Source data:
============================================================
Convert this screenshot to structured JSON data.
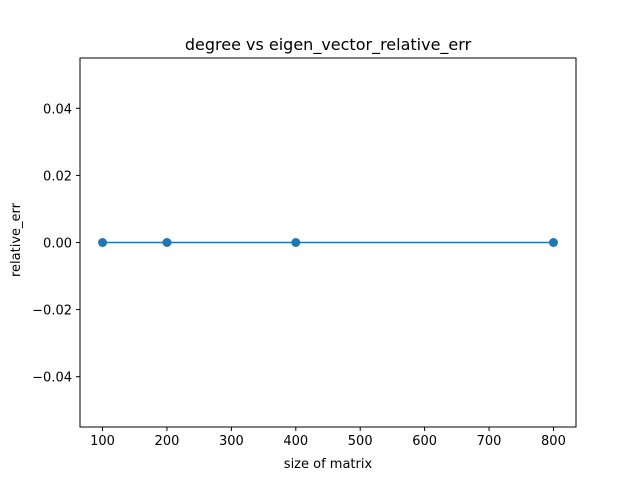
{
  "chart_data": {
    "type": "line",
    "title": "degree vs eigen_vector_relative_err",
    "xlabel": "size of matrix",
    "ylabel": "relative_err",
    "xlim": [
      65,
      835
    ],
    "ylim": [
      -0.055,
      0.055
    ],
    "xticks": [
      100,
      200,
      300,
      400,
      500,
      600,
      700,
      800
    ],
    "xtick_labels": [
      "100",
      "200",
      "300",
      "400",
      "500",
      "600",
      "700",
      "800"
    ],
    "yticks": [
      -0.04,
      -0.02,
      0.0,
      0.02,
      0.04
    ],
    "ytick_labels": [
      "−0.04",
      "−0.02",
      "0.00",
      "0.02",
      "0.04"
    ],
    "grid": false,
    "series": [
      {
        "x": [
          100,
          200,
          400,
          800
        ],
        "y": [
          0.0,
          0.0,
          0.0,
          0.0
        ],
        "color": "#1f77b4",
        "marker": "circle"
      }
    ]
  }
}
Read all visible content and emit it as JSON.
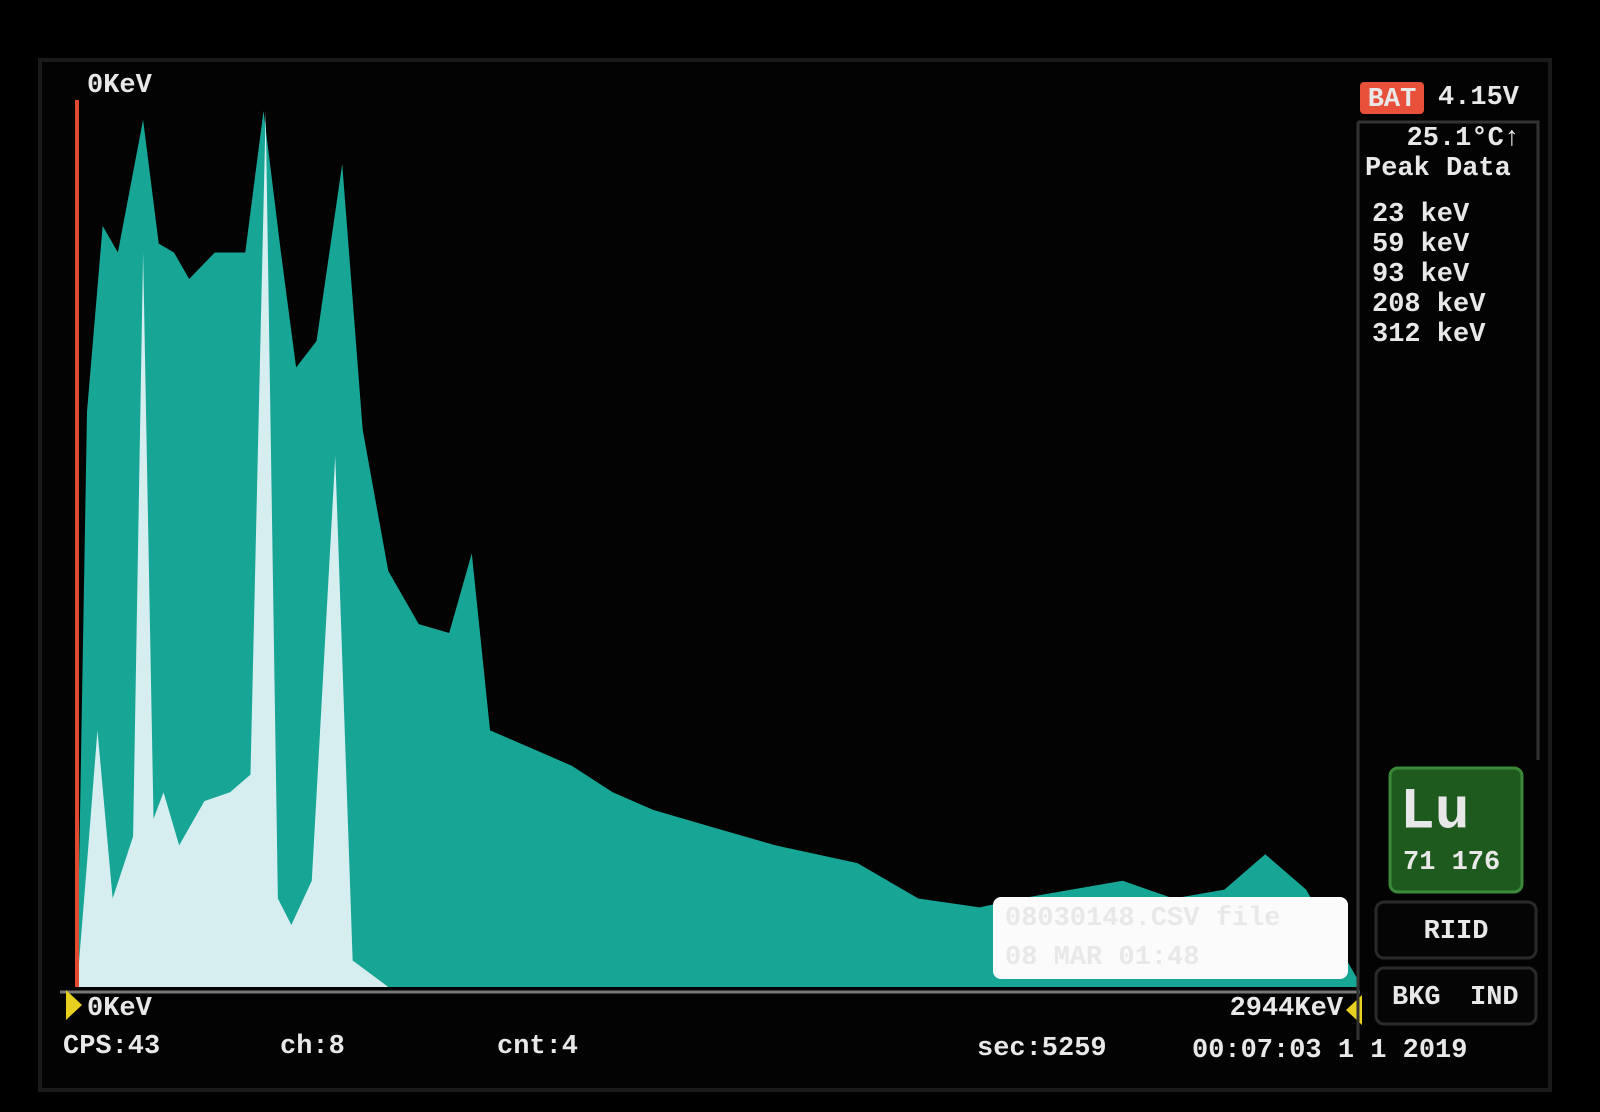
{
  "chart_data": {
    "type": "area",
    "xlim": [
      0,
      2944
    ],
    "xticks": [
      {
        "value": 0,
        "label": "0KeV"
      },
      {
        "value": 2944,
        "label": "2944KeV"
      }
    ],
    "ylim": [
      0,
      100
    ],
    "series": [
      {
        "color": "#17a596",
        "x": [
          0,
          23,
          59,
          94,
          152,
          188,
          223,
          258,
          317,
          387,
          429,
          469,
          504,
          551,
          610,
          657,
          716,
          786,
          856,
          908,
          950,
          1044,
          1138,
          1232,
          1326,
          1466,
          1607,
          1795,
          1935,
          2076,
          2170,
          2287,
          2405,
          2522,
          2639,
          2733,
          2827,
          2944
        ],
        "values": [
          0,
          65,
          86,
          83,
          98,
          84,
          83,
          80,
          83,
          83,
          99,
          83,
          70,
          73,
          93,
          63,
          47,
          41,
          40,
          49,
          29,
          27,
          25,
          22,
          20,
          18,
          16,
          14,
          10,
          9,
          10,
          11,
          12,
          10,
          11,
          15,
          11,
          1
        ]
      },
      {
        "color": "#d6eef0",
        "x": [
          0,
          23,
          47,
          82,
          129,
          152,
          176,
          199,
          235,
          293,
          352,
          399,
          434,
          462,
          493,
          540,
          594,
          634,
          716,
          903,
          950
        ],
        "values": [
          0,
          14,
          29,
          10,
          17,
          83,
          19,
          22,
          16,
          21,
          22,
          24,
          99,
          10,
          7,
          12,
          60,
          3,
          0,
          0,
          0
        ]
      }
    ]
  },
  "cursor_label": "0KeV",
  "panel": {
    "battery_label": "BAT",
    "voltage": "4.15V",
    "temperature": "25.1°C↑",
    "peak_title": "Peak Data",
    "peaks": [
      "23 keV",
      "59 keV",
      "93 keV",
      "208 keV",
      "312 keV"
    ],
    "element": {
      "symbol": "Lu",
      "numbers": "71 176"
    },
    "riid": "RIID",
    "bkg": "BKG",
    "ind": "IND"
  },
  "popup": {
    "file": "08030148.CSV file",
    "date": "08 MAR 01:48"
  },
  "status": {
    "cps": "CPS:43",
    "ch": "ch:8",
    "cnt": "cnt:4",
    "sec": "sec:5259",
    "clock": "00:07:03 1 1 2019"
  }
}
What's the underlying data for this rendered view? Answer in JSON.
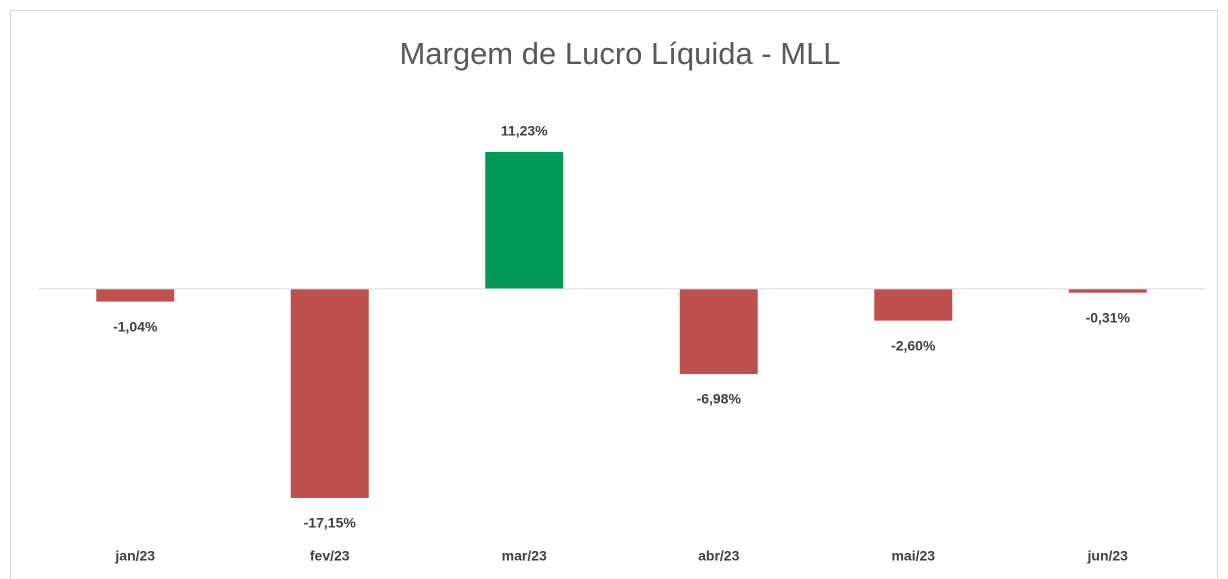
{
  "chart_data": {
    "type": "bar",
    "title": "Margem de Lucro Líquida - MLL",
    "categories": [
      "jan/23",
      "fev/23",
      "mar/23",
      "abr/23",
      "mai/23",
      "jun/23"
    ],
    "values": [
      -1.04,
      -17.15,
      11.23,
      -6.98,
      -2.6,
      -0.31
    ],
    "value_labels": [
      "-1,04%",
      "-17,15%",
      "11,23%",
      "-6,98%",
      "-2,60%",
      "-0,31%"
    ],
    "colors": [
      "#c0504d",
      "#c0504d",
      "#00995a",
      "#c0504d",
      "#c0504d",
      "#c0504d"
    ]
  }
}
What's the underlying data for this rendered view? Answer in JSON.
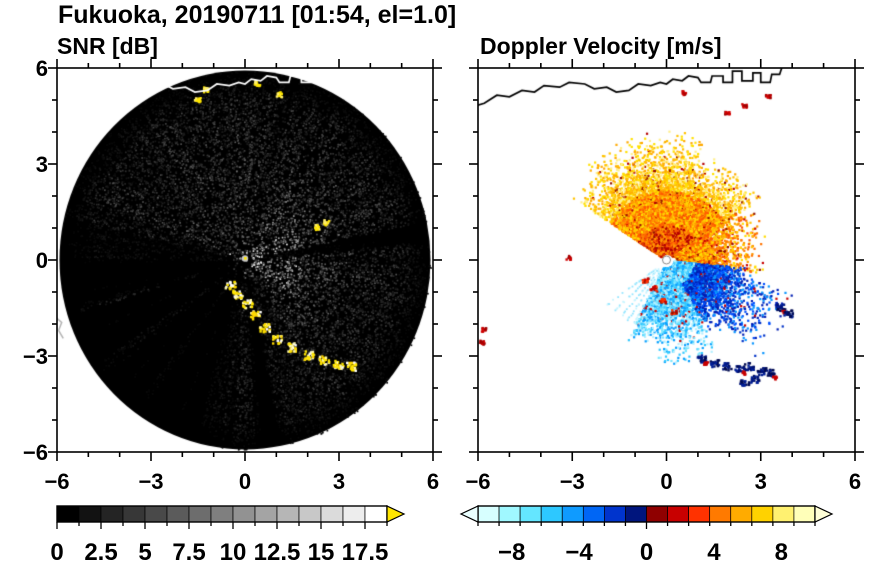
{
  "figure": {
    "title": "Fukuoka, 20190711 [01:54, el=1.0]"
  },
  "panels": [
    {
      "title": "SNR [dB]",
      "x_tick_values": [
        -6,
        -3,
        0,
        3,
        6
      ],
      "x_tick_labels": [
        "−6",
        "−3",
        "0",
        "3",
        "6"
      ],
      "y_tick_values": [
        6,
        3,
        0,
        -3,
        -6
      ],
      "y_tick_labels": [
        "6",
        "3",
        "0",
        "−3",
        "−6"
      ]
    },
    {
      "title": "Doppler Velocity [m/s]",
      "x_tick_values": [
        -6,
        -3,
        0,
        3,
        6
      ],
      "x_tick_labels": [
        "−6",
        "−3",
        "0",
        "3",
        "6"
      ],
      "y_tick_values": [
        6,
        3,
        0,
        -3,
        -6
      ],
      "y_tick_labels": []
    }
  ],
  "colorbars": [
    {
      "panel": "SNR [dB]",
      "min": 0,
      "max": 18.75,
      "segment_step": 1.25,
      "tick_values": [
        0,
        2.5,
        5,
        7.5,
        10,
        12.5,
        15,
        17.5
      ],
      "tick_labels": [
        "0",
        "2.5",
        "5",
        "7.5",
        "10",
        "12.5",
        "15",
        "17.5"
      ],
      "colors": [
        "#000000",
        "#121212",
        "#242424",
        "#373737",
        "#494949",
        "#5b5b5b",
        "#6d6d6d",
        "#7f7f7f",
        "#929292",
        "#a4a4a4",
        "#b6b6b6",
        "#c8c8c8",
        "#dbdbdb",
        "#ededed",
        "#ffffff"
      ],
      "over_arrow_color": "#ffe600"
    },
    {
      "panel": "Doppler Velocity [m/s]",
      "min": -10,
      "max": 10,
      "segment_step": 1.25,
      "tick_values": [
        -8,
        -4,
        0,
        4,
        8
      ],
      "tick_labels": [
        "−8",
        "−4",
        "0",
        "4",
        "8"
      ],
      "colors": [
        "#d7ffff",
        "#a0f8ff",
        "#64e6ff",
        "#2dc8ff",
        "#0f9bff",
        "#0066f5",
        "#0034cd",
        "#00157d",
        "#8f0000",
        "#c80000",
        "#ff3200",
        "#ff7a00",
        "#ffab00",
        "#ffd200",
        "#fff170",
        "#ffffb9"
      ],
      "under_arrow_color": "#eaffff",
      "over_arrow_color": "#ffffd7"
    }
  ],
  "coastline": [
    [
      -6.45,
      4.7
    ],
    [
      -5.8,
      4.9
    ],
    [
      -5.4,
      5.15
    ],
    [
      -5.0,
      5.1
    ],
    [
      -4.6,
      5.3
    ],
    [
      -4.2,
      5.25
    ],
    [
      -3.9,
      5.45
    ],
    [
      -3.4,
      5.4
    ],
    [
      -3.1,
      5.55
    ],
    [
      -2.6,
      5.5
    ],
    [
      -2.3,
      5.35
    ],
    [
      -1.9,
      5.4
    ],
    [
      -1.6,
      5.25
    ],
    [
      -1.2,
      5.3
    ],
    [
      -0.9,
      5.5
    ],
    [
      -0.5,
      5.45
    ],
    [
      -0.2,
      5.55
    ],
    [
      0.0,
      5.5
    ],
    [
      0.2,
      5.65
    ],
    [
      0.5,
      5.6
    ],
    [
      0.7,
      5.75
    ],
    [
      1.0,
      5.7
    ],
    [
      1.1,
      5.55
    ],
    [
      1.4,
      5.55
    ],
    [
      1.45,
      5.75
    ],
    [
      1.8,
      5.75
    ],
    [
      1.8,
      5.55
    ],
    [
      2.1,
      5.55
    ],
    [
      2.1,
      5.9
    ],
    [
      2.4,
      5.9
    ],
    [
      2.4,
      5.6
    ],
    [
      2.75,
      5.6
    ],
    [
      2.75,
      5.85
    ],
    [
      3.0,
      5.85
    ],
    [
      3.0,
      5.55
    ],
    [
      3.3,
      5.55
    ],
    [
      3.35,
      5.8
    ],
    [
      3.6,
      5.8
    ],
    [
      3.7,
      6.1
    ],
    [
      3.75,
      6.6
    ]
  ],
  "chart_data": [
    {
      "type": "heatmap",
      "geometry": "radar-ppi",
      "title": "SNR [dB]",
      "units": "dB",
      "xlim": [
        -6,
        6
      ],
      "ylim": [
        -6,
        6
      ],
      "x_ticks": [
        -6,
        -3,
        0,
        3,
        6
      ],
      "y_ticks": [
        -6,
        -3,
        0,
        3,
        6
      ],
      "scan_radius": 5.92,
      "center": [
        0,
        0
      ],
      "colormap": {
        "min": 0,
        "max": 18.75,
        "ticks": [
          0,
          2.5,
          5,
          7.5,
          10,
          12.5,
          15,
          17.5
        ],
        "style": "grayscale, yellow over-range"
      },
      "features": {
        "background": "black disk of low-SNR speckle noise",
        "bright_sector_azimuth_deg": [
          340,
          150
        ],
        "inner_bright_sector_azimuth_deg": [
          25,
          140
        ],
        "nw_gray_wedge_azimuth_deg": [
          292,
          338
        ],
        "blocked_sectors_azimuth_deg": [
          [
            196,
            214
          ],
          [
            218,
            232
          ],
          [
            236,
            252
          ],
          [
            256,
            268
          ],
          [
            168,
            176
          ],
          [
            78,
            84
          ]
        ],
        "strong_echo_chain": [
          [
            -0.5,
            -0.75
          ],
          [
            -0.25,
            -1.05
          ],
          [
            0.05,
            -1.35
          ],
          [
            0.3,
            -1.7
          ],
          [
            0.6,
            -2.1
          ],
          [
            1.0,
            -2.45
          ],
          [
            1.5,
            -2.7
          ],
          [
            2.0,
            -2.95
          ],
          [
            2.5,
            -3.1
          ],
          [
            2.95,
            -3.25
          ],
          [
            3.35,
            -3.3
          ]
        ],
        "strong_echo_spots": [
          [
            2.3,
            1.05
          ],
          [
            2.55,
            1.2
          ],
          [
            -1.55,
            5.05
          ],
          [
            -1.3,
            5.35
          ],
          [
            0.35,
            5.55
          ],
          [
            1.05,
            5.2
          ]
        ],
        "radar_site_dot": [
          0,
          0
        ]
      }
    },
    {
      "type": "heatmap",
      "geometry": "radar-ppi",
      "title": "Doppler Velocity [m/s]",
      "units": "m/s",
      "xlim": [
        -6,
        6
      ],
      "ylim": [
        -6,
        6
      ],
      "x_ticks": [
        -6,
        -3,
        0,
        3,
        6
      ],
      "y_ticks": [
        -6,
        -3,
        0,
        3,
        6
      ],
      "colormap": {
        "min": -10,
        "max": 10,
        "ticks": [
          -8,
          -4,
          0,
          4,
          8
        ],
        "style": "cyan-blue-navy negative, red-orange-yellow positive"
      },
      "features": {
        "away_fan": {
          "azimuth_deg": [
            -57,
            57
          ],
          "radius": [
            0.2,
            3.8
          ],
          "velocity_range": [
            2,
            9
          ]
        },
        "away_fan_east_extension": {
          "azimuth_deg": [
            55,
            98
          ],
          "radius": [
            0.3,
            3.3
          ]
        },
        "toward_region": {
          "azimuth_deg": [
            95,
            207
          ],
          "radius": [
            0.2,
            2.8
          ],
          "velocity_range": [
            -8,
            -1
          ]
        },
        "toward_tongue": {
          "azimuth_deg": [
            103,
            137
          ],
          "radius": [
            2.5,
            4.35
          ]
        },
        "cyan_rays_azimuth_deg": [
          206,
          238
        ],
        "aliasing_boundary_blobs": [
          [
            1.1,
            -3.05
          ],
          [
            1.5,
            -3.2
          ],
          [
            1.9,
            -3.3
          ],
          [
            2.3,
            -3.35
          ],
          [
            2.6,
            -3.3
          ],
          [
            3.0,
            -3.45
          ],
          [
            3.3,
            -3.5
          ],
          [
            2.45,
            -3.8
          ],
          [
            2.8,
            -3.7
          ],
          [
            3.6,
            -1.45
          ],
          [
            3.85,
            -1.65
          ]
        ],
        "red_specks": [
          [
            -5.85,
            -2.15
          ],
          [
            -5.9,
            -2.55
          ],
          [
            -3.15,
            0.1
          ],
          [
            0.55,
            5.25
          ],
          [
            2.45,
            4.85
          ],
          [
            3.2,
            5.15
          ],
          [
            1.9,
            4.6
          ]
        ],
        "red_patch_near_center": [
          [
            -0.45,
            -0.85
          ],
          [
            -0.15,
            -1.25
          ],
          [
            0.2,
            -1.6
          ],
          [
            -0.7,
            -0.6
          ]
        ],
        "radar_site_dot": [
          0,
          0
        ]
      }
    }
  ]
}
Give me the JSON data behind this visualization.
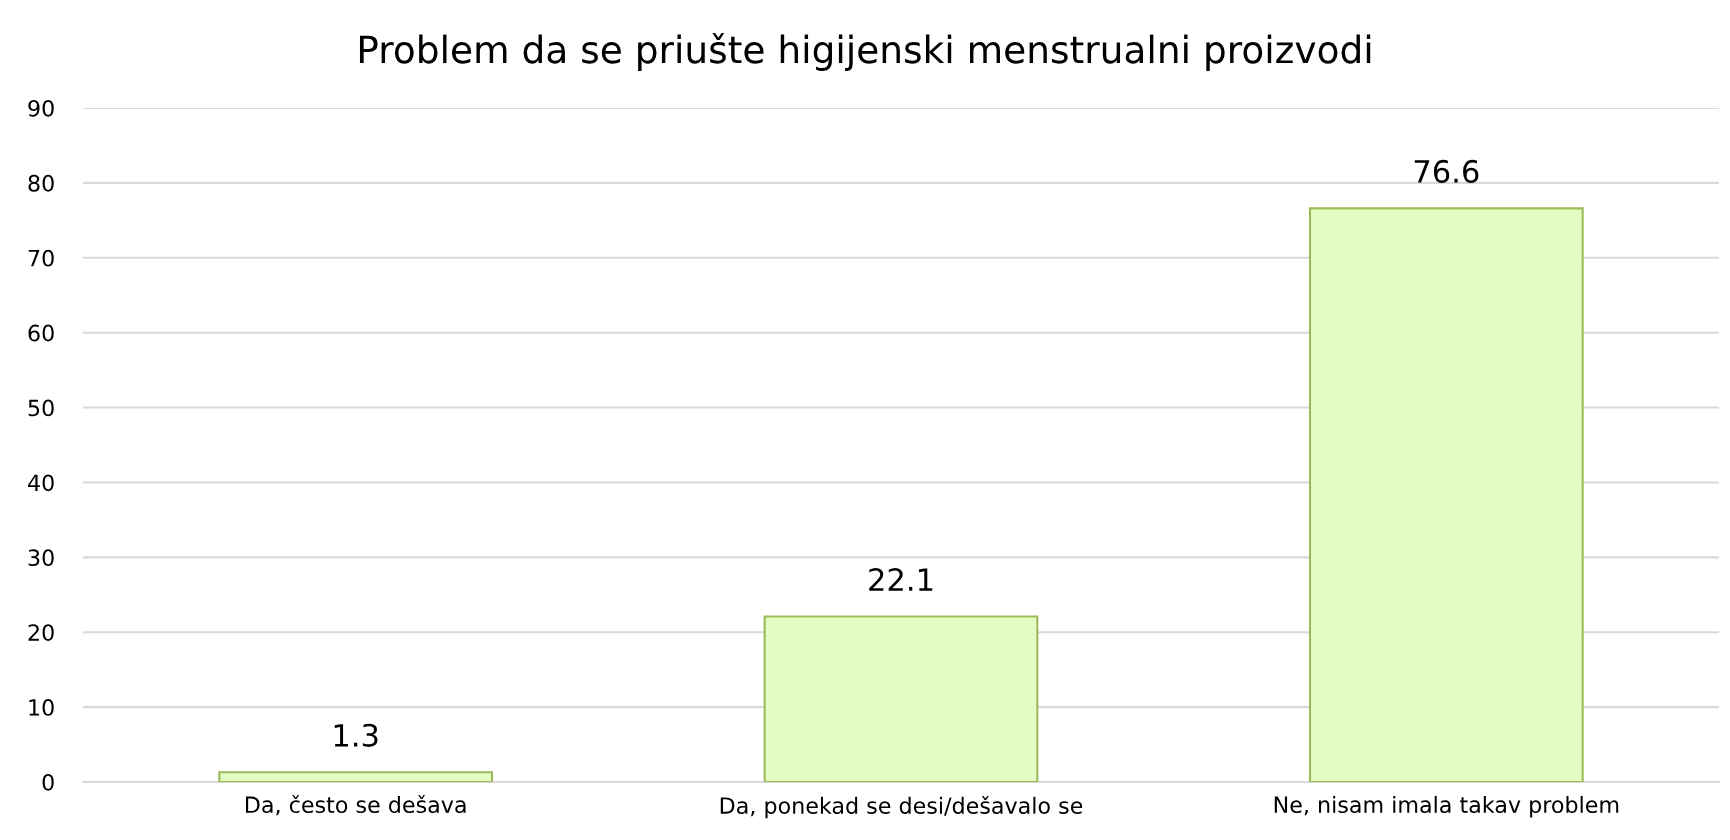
============================================================
● EXERCISE GOAL
Look through the listing above. Pick out each line with "yellow" and copy it.

● WRITTEN REPLY
        "style": "grayscale, yellow over-range"
        "style": "cyan-blue-navy negative, red-orange-yellow positive"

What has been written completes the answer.